# [What is asked]
Copy out all of the data below with no alterations.

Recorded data
** start **

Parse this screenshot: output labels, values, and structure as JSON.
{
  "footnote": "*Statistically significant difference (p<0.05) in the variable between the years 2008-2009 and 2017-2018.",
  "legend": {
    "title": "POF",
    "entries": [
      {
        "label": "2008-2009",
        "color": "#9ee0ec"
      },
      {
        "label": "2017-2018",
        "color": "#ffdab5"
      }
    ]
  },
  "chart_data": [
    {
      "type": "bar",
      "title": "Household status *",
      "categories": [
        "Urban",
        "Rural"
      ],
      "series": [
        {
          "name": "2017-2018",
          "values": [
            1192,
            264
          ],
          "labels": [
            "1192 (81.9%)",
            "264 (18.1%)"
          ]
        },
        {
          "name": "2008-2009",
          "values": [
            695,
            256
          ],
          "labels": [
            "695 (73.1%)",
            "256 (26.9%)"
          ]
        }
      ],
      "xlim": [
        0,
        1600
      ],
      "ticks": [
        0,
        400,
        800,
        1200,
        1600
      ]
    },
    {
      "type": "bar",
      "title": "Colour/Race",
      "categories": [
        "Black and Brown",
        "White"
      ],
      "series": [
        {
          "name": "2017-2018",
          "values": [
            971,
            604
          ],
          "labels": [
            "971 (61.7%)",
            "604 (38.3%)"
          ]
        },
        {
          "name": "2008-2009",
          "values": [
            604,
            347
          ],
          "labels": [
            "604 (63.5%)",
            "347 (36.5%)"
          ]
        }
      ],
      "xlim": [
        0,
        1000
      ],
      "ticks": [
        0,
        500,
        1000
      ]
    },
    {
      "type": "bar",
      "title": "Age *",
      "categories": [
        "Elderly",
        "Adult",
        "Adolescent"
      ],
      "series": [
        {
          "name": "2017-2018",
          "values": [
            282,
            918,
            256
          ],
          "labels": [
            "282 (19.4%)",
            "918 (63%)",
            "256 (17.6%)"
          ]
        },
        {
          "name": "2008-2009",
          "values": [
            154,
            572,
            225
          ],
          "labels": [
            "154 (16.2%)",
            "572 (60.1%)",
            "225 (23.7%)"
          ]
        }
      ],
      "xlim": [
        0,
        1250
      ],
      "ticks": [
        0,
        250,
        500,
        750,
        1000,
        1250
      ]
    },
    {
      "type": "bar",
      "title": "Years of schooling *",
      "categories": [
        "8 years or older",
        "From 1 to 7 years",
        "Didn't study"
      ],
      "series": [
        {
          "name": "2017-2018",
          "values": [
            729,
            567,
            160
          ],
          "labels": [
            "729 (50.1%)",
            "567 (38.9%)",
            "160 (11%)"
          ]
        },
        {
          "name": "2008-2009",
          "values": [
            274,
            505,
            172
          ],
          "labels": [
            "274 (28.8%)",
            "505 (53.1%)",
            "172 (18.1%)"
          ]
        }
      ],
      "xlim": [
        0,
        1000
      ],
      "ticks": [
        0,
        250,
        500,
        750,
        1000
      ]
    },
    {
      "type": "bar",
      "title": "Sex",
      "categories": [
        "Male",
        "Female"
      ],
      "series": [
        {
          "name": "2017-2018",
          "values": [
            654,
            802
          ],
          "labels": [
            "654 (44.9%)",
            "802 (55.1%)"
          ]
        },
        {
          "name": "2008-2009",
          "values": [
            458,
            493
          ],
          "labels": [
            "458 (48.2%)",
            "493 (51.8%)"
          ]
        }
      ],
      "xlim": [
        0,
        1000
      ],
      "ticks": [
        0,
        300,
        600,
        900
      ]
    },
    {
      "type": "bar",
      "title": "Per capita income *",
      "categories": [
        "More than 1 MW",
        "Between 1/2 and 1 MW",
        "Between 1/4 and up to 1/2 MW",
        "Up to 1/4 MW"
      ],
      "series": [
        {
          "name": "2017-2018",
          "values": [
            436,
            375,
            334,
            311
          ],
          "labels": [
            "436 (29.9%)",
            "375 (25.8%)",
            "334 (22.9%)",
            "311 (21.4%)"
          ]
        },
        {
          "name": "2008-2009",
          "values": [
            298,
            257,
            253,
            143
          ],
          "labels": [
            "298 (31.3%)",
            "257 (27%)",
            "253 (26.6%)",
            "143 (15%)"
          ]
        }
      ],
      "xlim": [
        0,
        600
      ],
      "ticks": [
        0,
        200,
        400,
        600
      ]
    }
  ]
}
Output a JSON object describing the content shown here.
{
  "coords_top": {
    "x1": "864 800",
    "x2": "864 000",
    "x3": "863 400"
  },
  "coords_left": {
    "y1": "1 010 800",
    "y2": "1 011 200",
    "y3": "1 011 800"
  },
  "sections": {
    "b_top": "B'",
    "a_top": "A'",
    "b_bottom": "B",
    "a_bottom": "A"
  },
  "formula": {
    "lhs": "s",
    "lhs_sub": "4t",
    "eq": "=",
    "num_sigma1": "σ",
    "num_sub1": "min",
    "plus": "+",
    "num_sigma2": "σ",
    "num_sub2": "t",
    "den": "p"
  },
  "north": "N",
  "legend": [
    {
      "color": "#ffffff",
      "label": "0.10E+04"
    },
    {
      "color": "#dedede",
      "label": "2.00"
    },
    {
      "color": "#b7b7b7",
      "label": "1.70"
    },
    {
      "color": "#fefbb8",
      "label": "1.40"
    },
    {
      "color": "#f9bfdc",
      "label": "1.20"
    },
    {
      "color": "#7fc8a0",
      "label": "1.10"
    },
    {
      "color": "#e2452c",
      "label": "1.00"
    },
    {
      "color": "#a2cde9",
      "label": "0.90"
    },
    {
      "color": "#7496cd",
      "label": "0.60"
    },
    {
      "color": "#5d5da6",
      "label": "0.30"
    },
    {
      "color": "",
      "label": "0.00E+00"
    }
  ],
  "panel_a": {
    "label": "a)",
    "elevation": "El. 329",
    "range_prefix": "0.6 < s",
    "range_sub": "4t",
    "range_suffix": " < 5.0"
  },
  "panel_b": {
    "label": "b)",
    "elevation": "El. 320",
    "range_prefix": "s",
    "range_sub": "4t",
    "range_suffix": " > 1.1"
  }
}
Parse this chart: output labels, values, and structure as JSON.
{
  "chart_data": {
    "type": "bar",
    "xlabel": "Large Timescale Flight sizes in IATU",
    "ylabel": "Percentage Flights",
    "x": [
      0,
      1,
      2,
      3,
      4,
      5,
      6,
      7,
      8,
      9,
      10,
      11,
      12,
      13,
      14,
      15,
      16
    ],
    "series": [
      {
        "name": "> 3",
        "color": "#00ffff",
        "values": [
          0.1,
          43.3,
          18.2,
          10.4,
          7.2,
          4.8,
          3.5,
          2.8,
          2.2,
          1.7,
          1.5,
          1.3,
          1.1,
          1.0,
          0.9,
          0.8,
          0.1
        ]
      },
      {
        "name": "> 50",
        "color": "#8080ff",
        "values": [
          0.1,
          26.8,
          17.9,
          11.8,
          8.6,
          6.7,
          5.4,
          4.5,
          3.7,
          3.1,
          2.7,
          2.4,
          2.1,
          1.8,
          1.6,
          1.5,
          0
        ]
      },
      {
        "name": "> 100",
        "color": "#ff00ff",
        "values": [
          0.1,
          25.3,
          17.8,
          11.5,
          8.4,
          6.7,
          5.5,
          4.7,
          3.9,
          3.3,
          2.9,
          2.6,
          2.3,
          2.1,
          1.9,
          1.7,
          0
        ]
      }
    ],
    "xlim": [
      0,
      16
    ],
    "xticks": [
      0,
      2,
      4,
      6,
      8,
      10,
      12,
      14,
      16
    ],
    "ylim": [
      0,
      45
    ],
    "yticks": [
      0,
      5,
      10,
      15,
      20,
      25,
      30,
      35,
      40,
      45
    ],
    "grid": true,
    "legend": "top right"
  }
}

** end **

# [Finished task]
Parse this screenshot: output labels, values, and structure as JSON.
{
  "footnote": "*Statistically significant difference (p<0.05) in the variable between the years 2008-2009 and 2017-2018.",
  "legend": {
    "title": "POF",
    "entries": [
      {
        "label": "2008-2009",
        "color": "#9ee0ec"
      },
      {
        "label": "2017-2018",
        "color": "#ffdab5"
      }
    ]
  },
  "chart_data": [
    {
      "type": "bar",
      "title": "Household status *",
      "categories": [
        "Urban",
        "Rural"
      ],
      "series": [
        {
          "name": "2017-2018",
          "values": [
            1192,
            264
          ],
          "labels": [
            "1192 (81.9%)",
            "264 (18.1%)"
          ]
        },
        {
          "name": "2008-2009",
          "values": [
            695,
            256
          ],
          "labels": [
            "695 (73.1%)",
            "256 (26.9%)"
          ]
        }
      ],
      "xlim": [
        0,
        1600
      ],
      "ticks": [
        0,
        400,
        800,
        1200,
        1600
      ]
    },
    {
      "type": "bar",
      "title": "Colour/Race",
      "categories": [
        "Black and Brown",
        "White"
      ],
      "series": [
        {
          "name": "2017-2018",
          "values": [
            971,
            604
          ],
          "labels": [
            "971 (61.7%)",
            "604 (38.3%)"
          ]
        },
        {
          "name": "2008-2009",
          "values": [
            604,
            347
          ],
          "labels": [
            "604 (63.5%)",
            "347 (36.5%)"
          ]
        }
      ],
      "xlim": [
        0,
        1000
      ],
      "ticks": [
        0,
        500,
        1000
      ]
    },
    {
      "type": "bar",
      "title": "Age *",
      "categories": [
        "Elderly",
        "Adult",
        "Adolescent"
      ],
      "series": [
        {
          "name": "2017-2018",
          "values": [
            282,
            918,
            256
          ],
          "labels": [
            "282 (19.4%)",
            "918 (63%)",
            "256 (17.6%)"
          ]
        },
        {
          "name": "2008-2009",
          "values": [
            154,
            572,
            225
          ],
          "labels": [
            "154 (16.2%)",
            "572 (60.1%)",
            "225 (23.7%)"
          ]
        }
      ],
      "xlim": [
        0,
        1250
      ],
      "ticks": [
        0,
        250,
        500,
        750,
        1000,
        1250
      ]
    },
    {
      "type": "bar",
      "title": "Years of schooling *",
      "categories": [
        "8 years or older",
        "From 1 to 7 years",
        "Didn't study"
      ],
      "series": [
        {
          "name": "2017-2018",
          "values": [
            729,
            567,
            160
          ],
          "labels": [
            "729 (50.1%)",
            "567 (38.9%)",
            "160 (11%)"
          ]
        },
        {
          "name": "2008-2009",
          "values": [
            274,
            505,
            172
          ],
          "labels": [
            "274 (28.8%)",
            "505 (53.1%)",
            "172 (18.1%)"
          ]
        }
      ],
      "xlim": [
        0,
        1000
      ],
      "ticks": [
        0,
        250,
        500,
        750,
        1000
      ]
    },
    {
      "type": "bar",
      "title": "Sex",
      "categories": [
        "Male",
        "Female"
      ],
      "series": [
        {
          "name": "2017-2018",
          "values": [
            654,
            802
          ],
          "labels": [
            "654 (44.9%)",
            "802 (55.1%)"
          ]
        },
        {
          "name": "2008-2009",
          "values": [
            458,
            493
          ],
          "labels": [
            "458 (48.2%)",
            "493 (51.8%)"
          ]
        }
      ],
      "xlim": [
        0,
        1000
      ],
      "ticks": [
        0,
        300,
        600,
        900
      ]
    },
    {
      "type": "bar",
      "title": "Per capita income *",
      "categories": [
        "More than 1 MW",
        "Between 1/2 and 1 MW",
        "Between 1/4 and up to 1/2 MW",
        "Up to 1/4 MW"
      ],
      "series": [
        {
          "name": "2017-2018",
          "values": [
            436,
            375,
            334,
            311
          ],
          "labels": [
            "436 (29.9%)",
            "375 (25.8%)",
            "334 (22.9%)",
            "311 (21.4%)"
          ]
        },
        {
          "name": "2008-2009",
          "values": [
            298,
            257,
            253,
            143
          ],
          "labels": [
            "298 (31.3%)",
            "257 (27%)",
            "253 (26.6%)",
            "143 (15%)"
          ]
        }
      ],
      "xlim": [
        0,
        600
      ],
      "ticks": [
        0,
        200,
        400,
        600
      ]
    }
  ]
}
Output a JSON object describing the content shown here.
{
  "coords_top": {
    "x1": "864 800",
    "x2": "864 000",
    "x3": "863 400"
  },
  "coords_left": {
    "y1": "1 010 800",
    "y2": "1 011 200",
    "y3": "1 011 800"
  },
  "sections": {
    "b_top": "B'",
    "a_top": "A'",
    "b_bottom": "B",
    "a_bottom": "A"
  },
  "formula": {
    "lhs": "s",
    "lhs_sub": "4t",
    "eq": "=",
    "num_sigma1": "σ",
    "num_sub1": "min",
    "plus": "+",
    "num_sigma2": "σ",
    "num_sub2": "t",
    "den": "p"
  },
  "north": "N",
  "legend": [
    {
      "color": "#ffffff",
      "label": "0.10E+04"
    },
    {
      "color": "#dedede",
      "label": "2.00"
    },
    {
      "color": "#b7b7b7",
      "label": "1.70"
    },
    {
      "color": "#fefbb8",
      "label": "1.40"
    },
    {
      "color": "#f9bfdc",
      "label": "1.20"
    },
    {
      "color": "#7fc8a0",
      "label": "1.10"
    },
    {
      "color": "#e2452c",
      "label": "1.00"
    },
    {
      "color": "#a2cde9",
      "label": "0.90"
    },
    {
      "color": "#7496cd",
      "label": "0.60"
    },
    {
      "color": "#5d5da6",
      "label": "0.30"
    },
    {
      "color": "",
      "label": "0.00E+00"
    }
  ],
  "panel_a": {
    "label": "a)",
    "elevation": "El. 329",
    "range_prefix": "0.6 < s",
    "range_sub": "4t",
    "range_suffix": " < 5.0"
  },
  "panel_b": {
    "label": "b)",
    "elevation": "El. 320",
    "range_prefix": "s",
    "range_sub": "4t",
    "range_suffix": " > 1.1"
  }
}
Parse this chart: output labels, values, and structure as JSON.
{
  "chart_data": {
    "type": "bar",
    "xlabel": "Large Timescale Flight sizes in IATU",
    "ylabel": "Percentage Flights",
    "x": [
      0,
      1,
      2,
      3,
      4,
      5,
      6,
      7,
      8,
      9,
      10,
      11,
      12,
      13,
      14,
      15,
      16
    ],
    "series": [
      {
        "name": "> 3",
        "color": "#00ffff",
        "values": [
          0.1,
          43.3,
          18.2,
          10.4,
          7.2,
          4.8,
          3.5,
          2.8,
          2.2,
          1.7,
          1.5,
          1.3,
          1.1,
          1.0,
          0.9,
          0.8,
          0.1
        ]
      },
      {
        "name": "> 50",
        "color": "#8080ff",
        "values": [
          0.1,
          26.8,
          17.9,
          11.8,
          8.6,
          6.7,
          5.4,
          4.5,
          3.7,
          3.1,
          2.7,
          2.4,
          2.1,
          1.8,
          1.6,
          1.5,
          0
        ]
      },
      {
        "name": "> 100",
        "color": "#ff00ff",
        "values": [
          0.1,
          25.3,
          17.8,
          11.5,
          8.4,
          6.7,
          5.5,
          4.7,
          3.9,
          3.3,
          2.9,
          2.6,
          2.3,
          2.1,
          1.9,
          1.7,
          0
        ]
      }
    ],
    "xlim": [
      0,
      16
    ],
    "xticks": [
      0,
      2,
      4,
      6,
      8,
      10,
      12,
      14,
      16
    ],
    "ylim": [
      0,
      45
    ],
    "yticks": [
      0,
      5,
      10,
      15,
      20,
      25,
      30,
      35,
      40,
      45
    ],
    "grid": true,
    "legend": "top right"
  }
}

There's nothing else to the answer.